**Records for the exercise**
+++

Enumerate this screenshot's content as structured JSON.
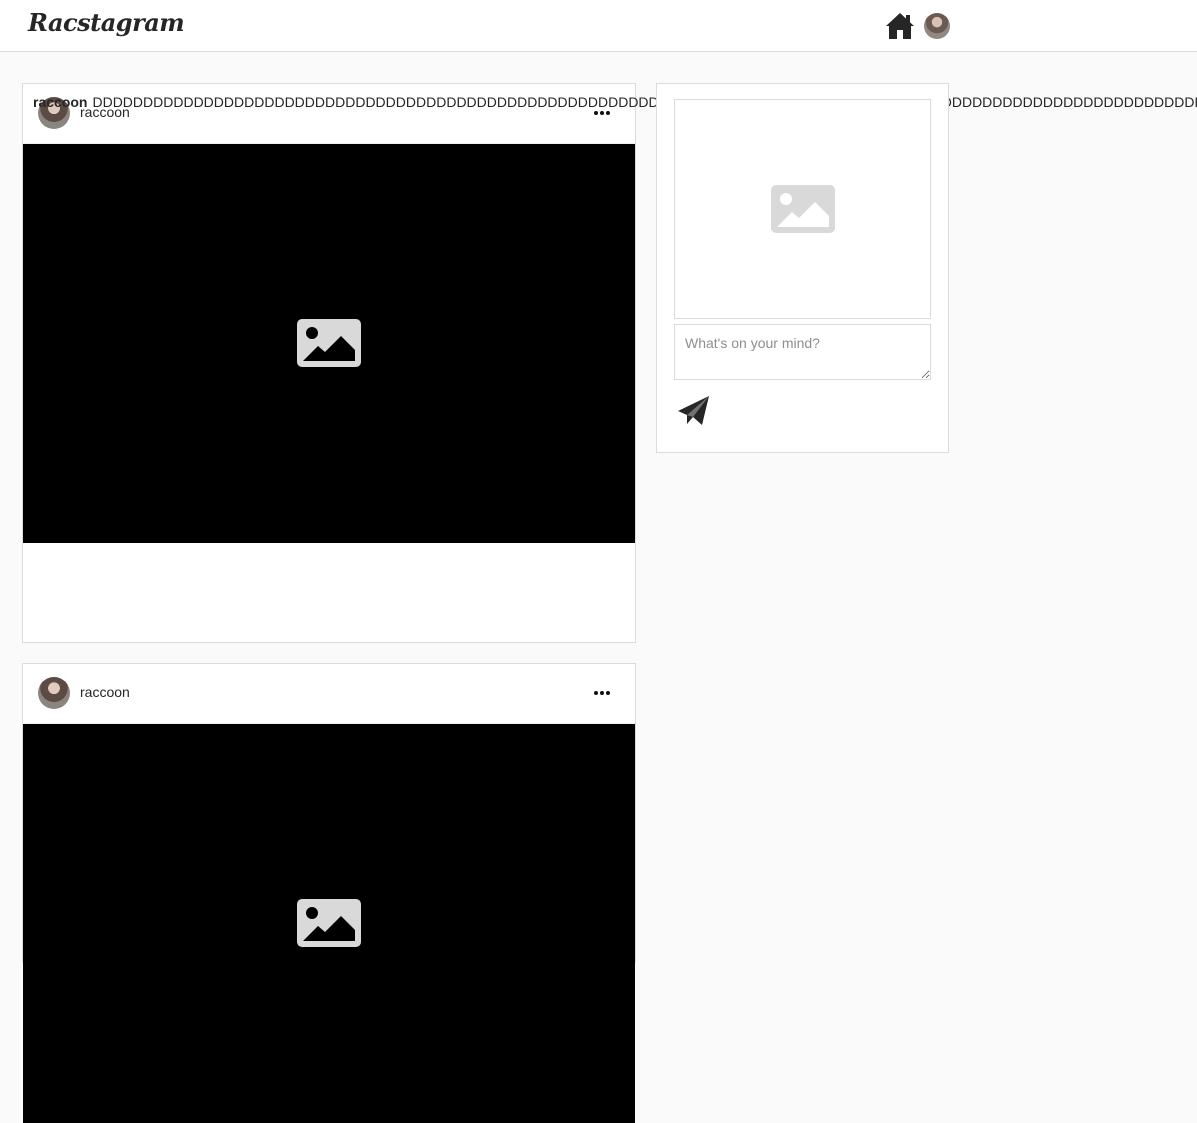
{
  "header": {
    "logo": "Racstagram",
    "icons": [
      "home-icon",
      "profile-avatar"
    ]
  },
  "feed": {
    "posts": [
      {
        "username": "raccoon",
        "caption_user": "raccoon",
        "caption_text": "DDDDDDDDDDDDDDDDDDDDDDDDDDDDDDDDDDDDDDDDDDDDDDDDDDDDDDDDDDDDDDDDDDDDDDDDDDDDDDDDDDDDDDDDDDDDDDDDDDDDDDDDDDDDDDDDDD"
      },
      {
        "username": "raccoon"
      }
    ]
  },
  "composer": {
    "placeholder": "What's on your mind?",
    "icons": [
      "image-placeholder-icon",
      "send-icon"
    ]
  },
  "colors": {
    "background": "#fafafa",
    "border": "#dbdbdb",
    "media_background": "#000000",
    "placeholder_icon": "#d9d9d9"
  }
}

+++

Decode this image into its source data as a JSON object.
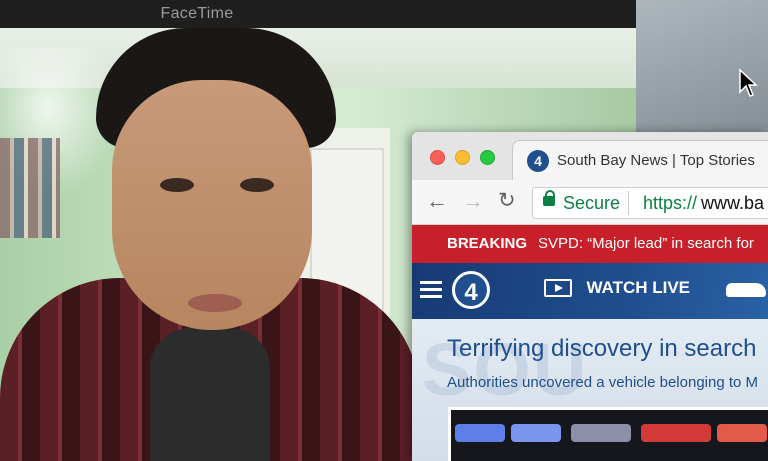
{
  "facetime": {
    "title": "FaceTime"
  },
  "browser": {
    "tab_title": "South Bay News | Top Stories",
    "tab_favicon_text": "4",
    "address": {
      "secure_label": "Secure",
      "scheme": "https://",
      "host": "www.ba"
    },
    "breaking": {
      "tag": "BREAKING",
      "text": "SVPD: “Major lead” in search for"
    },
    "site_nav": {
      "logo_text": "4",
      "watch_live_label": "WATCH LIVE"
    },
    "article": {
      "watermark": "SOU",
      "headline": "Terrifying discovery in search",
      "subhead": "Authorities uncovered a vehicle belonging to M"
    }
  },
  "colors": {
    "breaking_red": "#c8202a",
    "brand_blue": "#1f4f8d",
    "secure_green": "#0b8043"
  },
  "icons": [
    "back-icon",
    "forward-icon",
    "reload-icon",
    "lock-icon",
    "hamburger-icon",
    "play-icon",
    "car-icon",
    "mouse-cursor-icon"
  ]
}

+++

**Short exercise**
Lines of the material that contain the word "this" are to be gathered.

**Exercise output**
Enumerate this screenshot's content as structured JSON.
Decode this image into its source data as a JSON object.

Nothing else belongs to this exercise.